**YOUR TASK:** Make an exact copy of all the entries, but do not reproduce the pictures.

[start ENTRIES SHOWN]

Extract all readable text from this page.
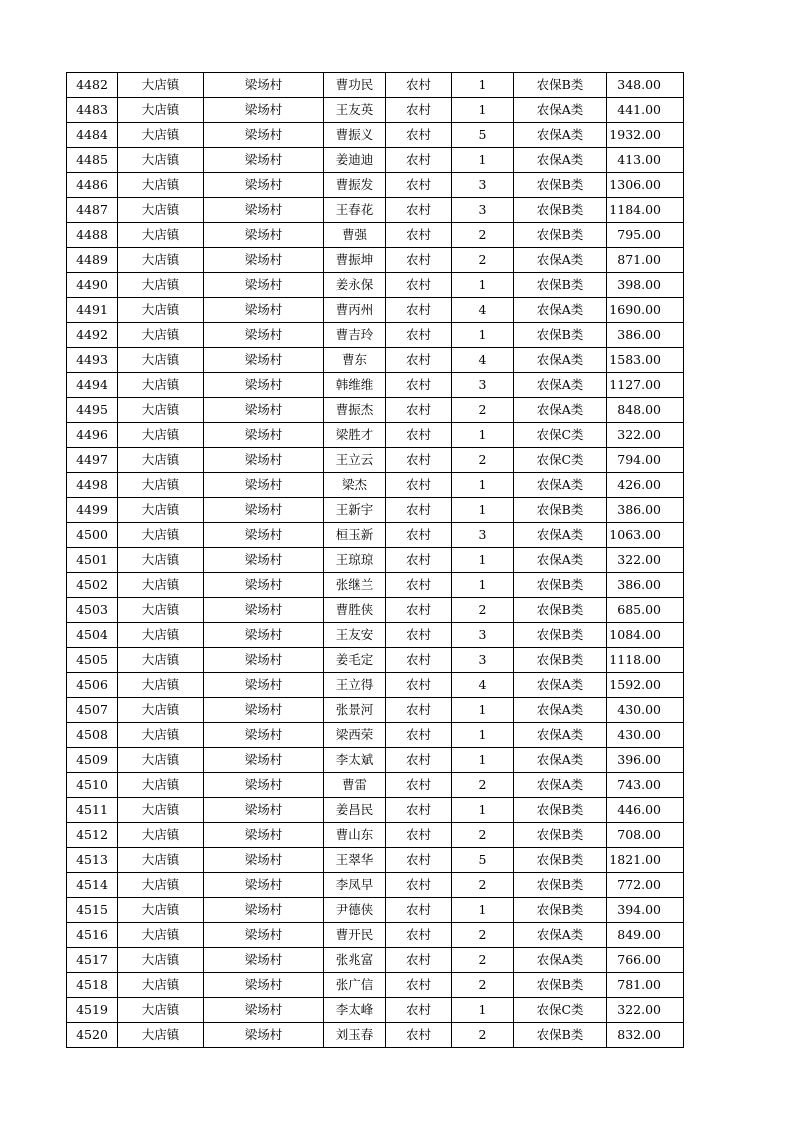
4482	大店镇	梁场村	曹功民	农村	1	农保B类	348.00
4483	大店镇	梁场村	王友英	农村	1	农保A类	441.00
4484	大店镇	梁场村	曹振义	农村	5	农保A类	1932.00
4485	大店镇	梁场村	姜迪迪	农村	1	农保A类	413.00
4486	大店镇	梁场村	曹振发	农村	3	农保B类	1306.00
4487	大店镇	梁场村	王春花	农村	3	农保B类	1184.00
4488	大店镇	梁场村	曹强	农村	2	农保B类	795.00
4489	大店镇	梁场村	曹振坤	农村	2	农保A类	871.00
4490	大店镇	梁场村	姜永保	农村	1	农保B类	398.00
4491	大店镇	梁场村	曹丙州	农村	4	农保A类	1690.00
4492	大店镇	梁场村	曹吉玲	农村	1	农保B类	386.00
4493	大店镇	梁场村	曹东	农村	4	农保A类	1583.00
4494	大店镇	梁场村	韩维维	农村	3	农保A类	1127.00
4495	大店镇	梁场村	曹振杰	农村	2	农保A类	848.00
4496	大店镇	梁场村	梁胜才	农村	1	农保C类	322.00
4497	大店镇	梁场村	王立云	农村	2	农保C类	794.00
4498	大店镇	梁场村	梁杰	农村	1	农保A类	426.00
4499	大店镇	梁场村	王新宇	农村	1	农保B类	386.00
4500	大店镇	梁场村	桓玉新	农村	3	农保A类	1063.00
4501	大店镇	梁场村	王琼琼	农村	1	农保A类	322.00
4502	大店镇	梁场村	张继兰	农村	1	农保B类	386.00
4503	大店镇	梁场村	曹胜侠	农村	2	农保B类	685.00
4504	大店镇	梁场村	王友安	农村	3	农保B类	1084.00
4505	大店镇	梁场村	姜毛定	农村	3	农保B类	1118.00
4506	大店镇	梁场村	王立得	农村	4	农保A类	1592.00
4507	大店镇	梁场村	张景河	农村	1	农保A类	430.00
4508	大店镇	梁场村	梁西荣	农村	1	农保A类	430.00
4509	大店镇	梁场村	李太斌	农村	1	农保A类	396.00
4510	大店镇	梁场村	曹雷	农村	2	农保A类	743.00
4511	大店镇	梁场村	姜昌民	农村	1	农保B类	446.00
4512	大店镇	梁场村	曹山东	农村	2	农保B类	708.00
4513	大店镇	梁场村	王翠华	农村	5	农保B类	1821.00
4514	大店镇	梁场村	李凤早	农村	2	农保B类	772.00
4515	大店镇	梁场村	尹德侠	农村	1	农保B类	394.00
4516	大店镇	梁场村	曹开民	农村	2	农保A类	849.00
4517	大店镇	梁场村	张兆富	农村	2	农保A类	766.00
4518	大店镇	梁场村	张广信	农村	2	农保B类	781.00
4519	大店镇	梁场村	李太峰	农村	1	农保C类	322.00
4520	大店镇	梁场村	刘玉春	农村	2	农保B类	832.00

[end ENTRIES SHOWN]

**REPLY:**
Extract all readable text from this page.
4482	大店镇	梁场村	曹功民	农村	1	农保B类	348.00
4483	大店镇	梁场村	王友英	农村	1	农保A类	441.00
4484	大店镇	梁场村	曹振义	农村	5	农保A类	1932.00
4485	大店镇	梁场村	姜迪迪	农村	1	农保A类	413.00
4486	大店镇	梁场村	曹振发	农村	3	农保B类	1306.00
4487	大店镇	梁场村	王春花	农村	3	农保B类	1184.00
4488	大店镇	梁场村	曹强	农村	2	农保B类	795.00
4489	大店镇	梁场村	曹振坤	农村	2	农保A类	871.00
4490	大店镇	梁场村	姜永保	农村	1	农保B类	398.00
4491	大店镇	梁场村	曹丙州	农村	4	农保A类	1690.00
4492	大店镇	梁场村	曹吉玲	农村	1	农保B类	386.00
4493	大店镇	梁场村	曹东	农村	4	农保A类	1583.00
4494	大店镇	梁场村	韩维维	农村	3	农保A类	1127.00
4495	大店镇	梁场村	曹振杰	农村	2	农保A类	848.00
4496	大店镇	梁场村	梁胜才	农村	1	农保C类	322.00
4497	大店镇	梁场村	王立云	农村	2	农保C类	794.00
4498	大店镇	梁场村	梁杰	农村	1	农保A类	426.00
4499	大店镇	梁场村	王新宇	农村	1	农保B类	386.00
4500	大店镇	梁场村	桓玉新	农村	3	农保A类	1063.00
4501	大店镇	梁场村	王琼琼	农村	1	农保A类	322.00
4502	大店镇	梁场村	张继兰	农村	1	农保B类	386.00
4503	大店镇	梁场村	曹胜侠	农村	2	农保B类	685.00
4504	大店镇	梁场村	王友安	农村	3	农保B类	1084.00
4505	大店镇	梁场村	姜毛定	农村	3	农保B类	1118.00
4506	大店镇	梁场村	王立得	农村	4	农保A类	1592.00
4507	大店镇	梁场村	张景河	农村	1	农保A类	430.00
4508	大店镇	梁场村	梁西荣	农村	1	农保A类	430.00
4509	大店镇	梁场村	李太斌	农村	1	农保A类	396.00
4510	大店镇	梁场村	曹雷	农村	2	农保A类	743.00
4511	大店镇	梁场村	姜昌民	农村	1	农保B类	446.00
4512	大店镇	梁场村	曹山东	农村	2	农保B类	708.00
4513	大店镇	梁场村	王翠华	农村	5	农保B类	1821.00
4514	大店镇	梁场村	李凤早	农村	2	农保B类	772.00
4515	大店镇	梁场村	尹德侠	农村	1	农保B类	394.00
4516	大店镇	梁场村	曹开民	农村	2	农保A类	849.00
4517	大店镇	梁场村	张兆富	农村	2	农保A类	766.00
4518	大店镇	梁场村	张广信	农村	2	农保B类	781.00
4519	大店镇	梁场村	李太峰	农村	1	农保C类	322.00
4520	大店镇	梁场村	刘玉春	农村	2	农保B类	832.00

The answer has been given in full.